→ **Exercise details**: Where the word "Printing" occurs in a line, return that line.

→ **Stored data**:
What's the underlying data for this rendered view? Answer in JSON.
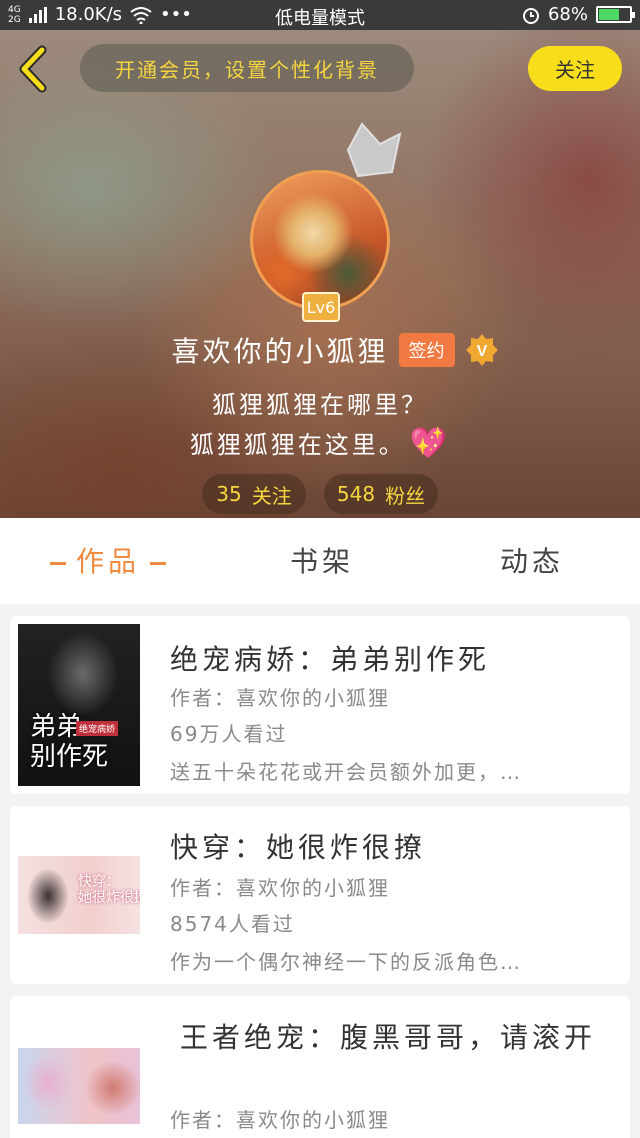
{
  "status_bar": {
    "network": "4G\n2G",
    "speed": "18.0K/s",
    "dots": "•••",
    "mode": "低电量模式",
    "battery": "68%",
    "battery_level": 0.68
  },
  "header": {
    "vip_banner": "开通会员，设置个性化背景",
    "follow_label": "关注",
    "level": "Lv6",
    "username": "喜欢你的小狐狸",
    "signed_label": "签约",
    "bio_line1": "狐狸狐狸在哪里？",
    "bio_line2": "狐狸狐狸在这里。",
    "bio_emoji": "💖",
    "following_count": "35",
    "following_label": "关注",
    "fans_count": "548",
    "fans_label": "粉丝"
  },
  "tabs": {
    "works": "作品",
    "shelf": "书架",
    "feed": "动态"
  },
  "books": [
    {
      "title": "绝宠病娇：弟弟别作死",
      "author": "作者：喜欢你的小狐狸",
      "views": "69万人看过",
      "desc": "送五十朵花花或开会员额外加更，…",
      "cover_text": "弟弟\n别作死",
      "cover_tag": "绝宠病娇"
    },
    {
      "title": "快穿：她很炸很撩",
      "author": "作者：喜欢你的小狐狸",
      "views": "8574人看过",
      "desc": "作为一个偶尔神经一下的反派角色…",
      "cover_text": "快穿：\n她很炸很撩"
    },
    {
      "title": "王者绝宠：腹黑哥哥，请滚开",
      "author": "作者：喜欢你的小狐狸"
    }
  ],
  "colors": {
    "accent": "#f08a40",
    "follow_button": "#f7dd1a",
    "banner_text": "#f6d53f"
  }
}
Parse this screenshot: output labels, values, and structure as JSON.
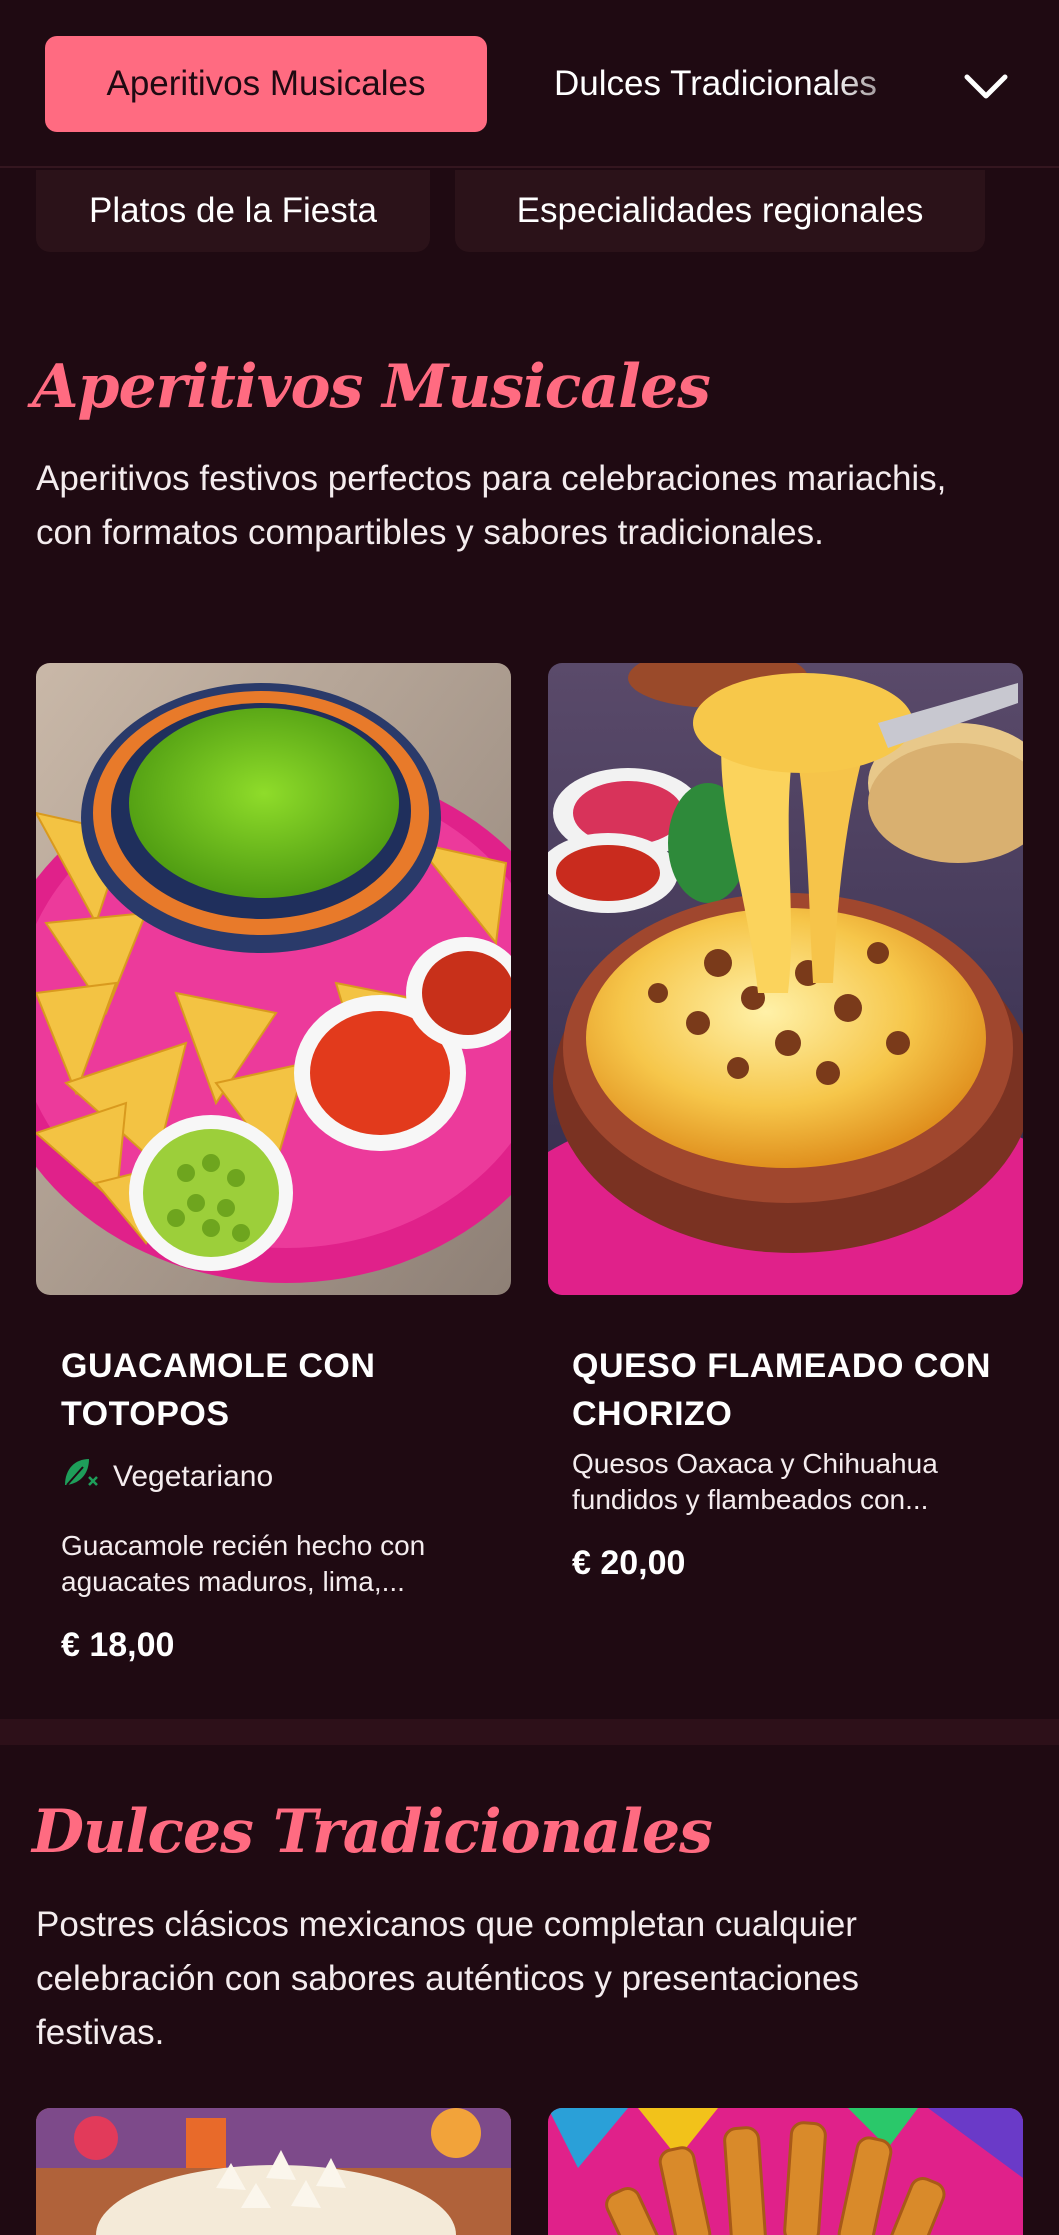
{
  "tabs": {
    "active_label": "Aperitivos Musicales",
    "next_label": "Dulces Tradicionales",
    "row2": [
      "Platos de la Fiesta",
      "Especialidades regionales"
    ],
    "more_icon": "chevron-down-icon"
  },
  "sections": [
    {
      "title": "Aperitivos Musicales",
      "description": "Aperitivos festivos perfectos para celebraciones mariachis, con formatos compartibles y sabores tradicionales.",
      "items": [
        {
          "name": "GUACAMOLE CON TOTOPOS",
          "tag": "Vegetariano",
          "tag_icon": "vegetarian-leaf-icon",
          "description": "Guacamole recién hecho con aguacates maduros, lima,...",
          "price": "€ 18,00"
        },
        {
          "name": "QUESO FLAMEADO CON CHORIZO",
          "description": "Quesos Oaxaca y Chihuahua fundidos y flambeados con...",
          "price": "€ 20,00"
        }
      ]
    },
    {
      "title": "Dulces Tradicionales",
      "description": "Postres clásicos mexicanos que completan cualquier celebración con sabores auténticos y presentaciones festivas."
    }
  ],
  "colors": {
    "background": "#1f0a12",
    "accent": "#ff6b81",
    "tab_bg": "#2b1219",
    "vegetarian": "#1e9e5a"
  }
}
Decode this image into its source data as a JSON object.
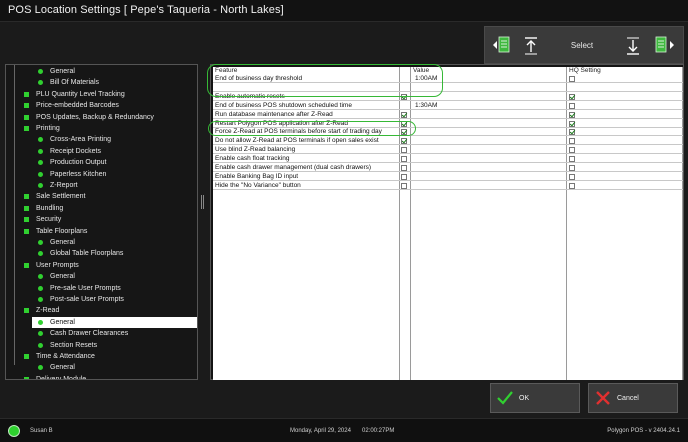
{
  "window": {
    "title": "POS Location Settings [ Pepe's Taqueria - North Lakes]"
  },
  "toolbar": {
    "select_label": "Select"
  },
  "tree": [
    {
      "label": "General",
      "level": 1
    },
    {
      "label": "Bill Of Materials",
      "level": 1
    },
    {
      "label": "PLU Quantity Level Tracking",
      "level": 0
    },
    {
      "label": "Price-embedded Barcodes",
      "level": 0
    },
    {
      "label": "POS Updates, Backup & Redundancy",
      "level": 0
    },
    {
      "label": "Printing",
      "level": 0
    },
    {
      "label": "Cross-Area Printing",
      "level": 1
    },
    {
      "label": "Receipt Dockets",
      "level": 1
    },
    {
      "label": "Production Output",
      "level": 1
    },
    {
      "label": "Paperless Kitchen",
      "level": 1
    },
    {
      "label": "Z-Report",
      "level": 1
    },
    {
      "label": "Sale Settlement",
      "level": 0
    },
    {
      "label": "Bundling",
      "level": 0
    },
    {
      "label": "Security",
      "level": 0
    },
    {
      "label": "Table Floorplans",
      "level": 0
    },
    {
      "label": "General",
      "level": 1
    },
    {
      "label": "Global Table Floorplans",
      "level": 1
    },
    {
      "label": "User Prompts",
      "level": 0
    },
    {
      "label": "General",
      "level": 1
    },
    {
      "label": "Pre-sale User Prompts",
      "level": 1
    },
    {
      "label": "Post-sale User Prompts",
      "level": 1
    },
    {
      "label": "Z-Read",
      "level": 0
    },
    {
      "label": "General",
      "level": 1,
      "selected": true
    },
    {
      "label": "Cash Drawer Clearances",
      "level": 1
    },
    {
      "label": "Section Resets",
      "level": 1
    },
    {
      "label": "Time & Attendance",
      "level": 0
    },
    {
      "label": "General",
      "level": 1
    },
    {
      "label": "Delivery Module",
      "level": 0
    }
  ],
  "grid": {
    "headers": {
      "feature": "Feature",
      "value": "Value",
      "hq": "HQ Setting"
    },
    "rows": [
      {
        "feature": "End of business day threshold",
        "value": "1:00AM",
        "checked": null,
        "hq": false
      },
      {
        "feature": "",
        "value": "",
        "checked": null,
        "hq": null
      },
      {
        "feature": "Enable automatic resets",
        "value": "",
        "checked": true,
        "hq": true
      },
      {
        "feature": "End of business POS shutdown scheduled time",
        "value": "1:30AM",
        "checked": null,
        "hq": false
      },
      {
        "feature": "Run database maintenance after Z-Read",
        "value": "",
        "checked": true,
        "hq": true
      },
      {
        "feature": "Restart Polygon POS application after Z-Read",
        "value": "",
        "checked": true,
        "hq": true
      },
      {
        "feature": "Force Z-Read at POS terminals before start of trading day",
        "value": "",
        "checked": true,
        "hq": true
      },
      {
        "feature": "Do not allow Z-Read at POS terminals if open sales exist",
        "value": "",
        "checked": true,
        "hq": false
      },
      {
        "feature": "Use blind Z-Read balancing",
        "value": "",
        "checked": false,
        "hq": false
      },
      {
        "feature": "Enable cash float tracking",
        "value": "",
        "checked": false,
        "hq": false
      },
      {
        "feature": "Enable cash drawer management (dual cash drawers)",
        "value": "",
        "checked": false,
        "hq": false
      },
      {
        "feature": "Enable Banking Bag ID input",
        "value": "",
        "checked": false,
        "hq": false
      },
      {
        "feature": "Hide the \"No Variance\" button",
        "value": "",
        "checked": false,
        "hq": false
      }
    ]
  },
  "buttons": {
    "ok": "OK",
    "cancel": "Cancel"
  },
  "status": {
    "user": "Susan B",
    "date": "Monday, April 29, 2024",
    "time": "02:00:27PM",
    "version": "Polygon POS - v 2404.24.1"
  },
  "colors": {
    "accent_green": "#30d030",
    "annotation": "#36b836",
    "cancel_red": "#e03030"
  }
}
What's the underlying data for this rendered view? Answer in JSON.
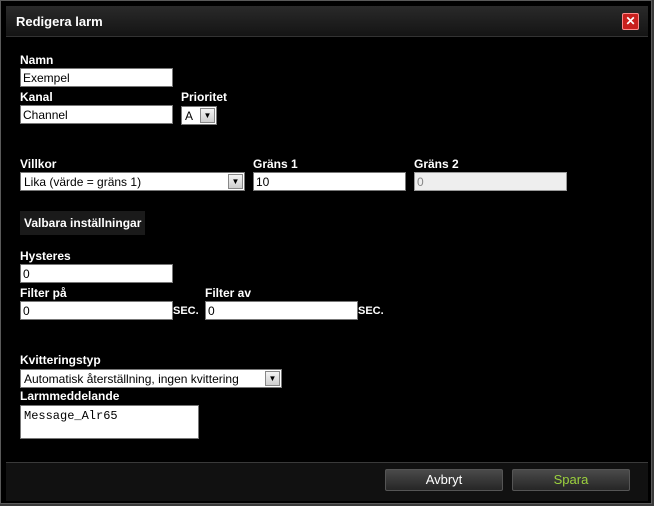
{
  "dialog": {
    "title": "Redigera larm"
  },
  "form": {
    "name": {
      "label": "Namn",
      "value": "Exempel"
    },
    "channel": {
      "label": "Kanal",
      "value": "Channel"
    },
    "priority": {
      "label": "Prioritet",
      "value": "A"
    },
    "condition": {
      "label": "Villkor",
      "value": "Lika (värde = gräns 1)"
    },
    "limit1": {
      "label": "Gräns 1",
      "value": "10"
    },
    "limit2": {
      "label": "Gräns 2",
      "value": "0"
    },
    "optional_header": "Valbara inställningar",
    "hysteresis": {
      "label": "Hysteres",
      "value": "0"
    },
    "filter_on": {
      "label": "Filter på",
      "value": "0",
      "unit": "SEC."
    },
    "filter_off": {
      "label": "Filter av",
      "value": "0",
      "unit": "SEC."
    },
    "ack_type": {
      "label": "Kvitteringstyp",
      "value": "Automatisk återställning, ingen kvittering"
    },
    "message": {
      "label": "Larmmeddelande",
      "value": "Message_Alr65"
    }
  },
  "footer": {
    "cancel_label": "Avbryt",
    "save_label": "Spara"
  },
  "icons": {
    "close": "close-icon",
    "dropdown": "chevron-down-icon"
  },
  "colors": {
    "save_text": "#9cd23e",
    "close_bg": "#c8201e",
    "background": "#000000"
  }
}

→ **Answer to this exercise**:
      "label": "Printing",
      "label": "Cross-Area Printing",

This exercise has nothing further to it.